[Stored items]
# # # #
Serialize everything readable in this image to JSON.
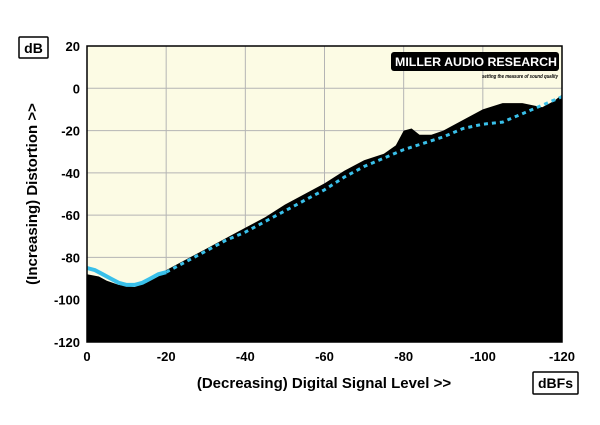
{
  "chart_data": {
    "type": "area",
    "y_unit": "dB",
    "x_unit": "dBFs",
    "xlabel": "(Decreasing) Digital Signal Level >>",
    "ylabel": "(Increasing) Distortion >>",
    "xlim": [
      0,
      -120
    ],
    "ylim": [
      -120,
      20
    ],
    "x_ticks": [
      0,
      -20,
      -40,
      -60,
      -80,
      -100,
      -120
    ],
    "y_ticks": [
      20,
      0,
      -20,
      -40,
      -60,
      -80,
      -100,
      -120
    ],
    "grid": true,
    "series": [
      {
        "style": "filled area",
        "color": "#000000",
        "x": [
          0,
          -3,
          -5,
          -8,
          -12,
          -15,
          -18,
          -20,
          -25,
          -30,
          -35,
          -40,
          -45,
          -50,
          -55,
          -60,
          -65,
          -70,
          -75,
          -78,
          -80,
          -82,
          -84,
          -87,
          -90,
          -95,
          -100,
          -105,
          -110,
          -115,
          -118,
          -120
        ],
        "y": [
          -88,
          -89,
          -91,
          -93,
          -94,
          -92,
          -89,
          -86,
          -81,
          -76,
          -71,
          -66,
          -61,
          -55,
          -50,
          -45,
          -39,
          -34,
          -31,
          -27,
          -20,
          -19,
          -22,
          -22,
          -20,
          -15,
          -10,
          -7,
          -7,
          -9,
          -6,
          -3
        ]
      },
      {
        "style": "dashed line",
        "color": "#39c0ea",
        "x": [
          -20,
          -25,
          -30,
          -35,
          -40,
          -45,
          -50,
          -55,
          -60,
          -65,
          -70,
          -75,
          -80,
          -85,
          -90,
          -95,
          -100,
          -105,
          -110,
          -115,
          -120
        ],
        "y": [
          -87,
          -82,
          -77,
          -72,
          -68,
          -63,
          -58,
          -53,
          -48,
          -42,
          -37,
          -33,
          -29,
          -26,
          -23,
          -19,
          -17,
          -16,
          -12,
          -8,
          -4
        ]
      },
      {
        "style": "solid line",
        "color": "#39c0ea",
        "x": [
          0,
          -2,
          -4,
          -6,
          -8,
          -10,
          -12,
          -14,
          -16,
          -18,
          -20
        ],
        "y": [
          -85,
          -86,
          -88,
          -90,
          -92,
          -93,
          -93,
          -92,
          -90,
          -88,
          -87
        ]
      }
    ]
  },
  "logo": {
    "name": "MILLER AUDIO RESEARCH",
    "tagline": "setting the measure of sound quality"
  },
  "colors": {
    "plot_background": "#fcfbe4",
    "grid": "#b4b4b4",
    "fill": "#000000",
    "trace": "#39c0ea"
  }
}
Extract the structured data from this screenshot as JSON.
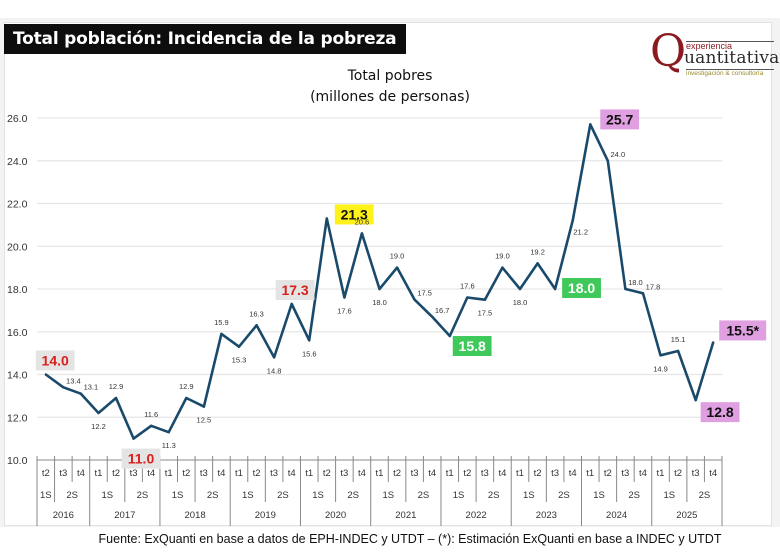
# # # #
Your task is to reproduce all of the material exactly. The pictures stay out.

Response to the task:
Serialize everything readable in this image to JSON.
{
  "chart_data": {
    "type": "area",
    "y_unit": "dB",
    "x_unit": "dBFs",
    "xlabel": "(Decreasing) Digital Signal Level >>",
    "ylabel": "(Increasing) Distortion >>",
    "xlim": [
      0,
      -120
    ],
    "ylim": [
      -120,
      20
    ],
    "x_ticks": [
      0,
      -20,
      -40,
      -60,
      -80,
      -100,
      -120
    ],
    "y_ticks": [
      20,
      0,
      -20,
      -40,
      -60,
      -80,
      -100,
      -120
    ],
    "grid": true,
    "series": [
      {
        "style": "filled area",
        "color": "#000000",
        "x": [
          0,
          -3,
          -5,
          -8,
          -12,
          -15,
          -18,
          -20,
          -25,
          -30,
          -35,
          -40,
          -45,
          -50,
          -55,
          -60,
          -65,
          -70,
          -75,
          -78,
          -80,
          -82,
          -84,
          -87,
          -90,
          -95,
          -100,
          -105,
          -110,
          -115,
          -118,
          -120
        ],
        "y": [
          -88,
          -89,
          -91,
          -93,
          -94,
          -92,
          -89,
          -86,
          -81,
          -76,
          -71,
          -66,
          -61,
          -55,
          -50,
          -45,
          -39,
          -34,
          -31,
          -27,
          -20,
          -19,
          -22,
          -22,
          -20,
          -15,
          -10,
          -7,
          -7,
          -9,
          -6,
          -3
        ]
      },
      {
        "style": "dashed line",
        "color": "#39c0ea",
        "x": [
          -20,
          -25,
          -30,
          -35,
          -40,
          -45,
          -50,
          -55,
          -60,
          -65,
          -70,
          -75,
          -80,
          -85,
          -90,
          -95,
          -100,
          -105,
          -110,
          -115,
          -120
        ],
        "y": [
          -87,
          -82,
          -77,
          -72,
          -68,
          -63,
          -58,
          -53,
          -48,
          -42,
          -37,
          -33,
          -29,
          -26,
          -23,
          -19,
          -17,
          -16,
          -12,
          -8,
          -4
        ]
      },
      {
        "style": "solid line",
        "color": "#39c0ea",
        "x": [
          0,
          -2,
          -4,
          -6,
          -8,
          -10,
          -12,
          -14,
          -16,
          -18,
          -20
        ],
        "y": [
          -85,
          -86,
          -88,
          -90,
          -92,
          -93,
          -93,
          -92,
          -90,
          -88,
          -87
        ]
      }
    ]
  },
  "logo": {
    "name": "MILLER AUDIO RESEARCH",
    "tagline": "setting the measure of sound quality"
  },
  "colors": {
    "plot_background": "#fcfbe4",
    "grid": "#b4b4b4",
    "fill": "#000000",
    "trace": "#39c0ea"
  }
}
Extract the structured data from this screenshot as JSON.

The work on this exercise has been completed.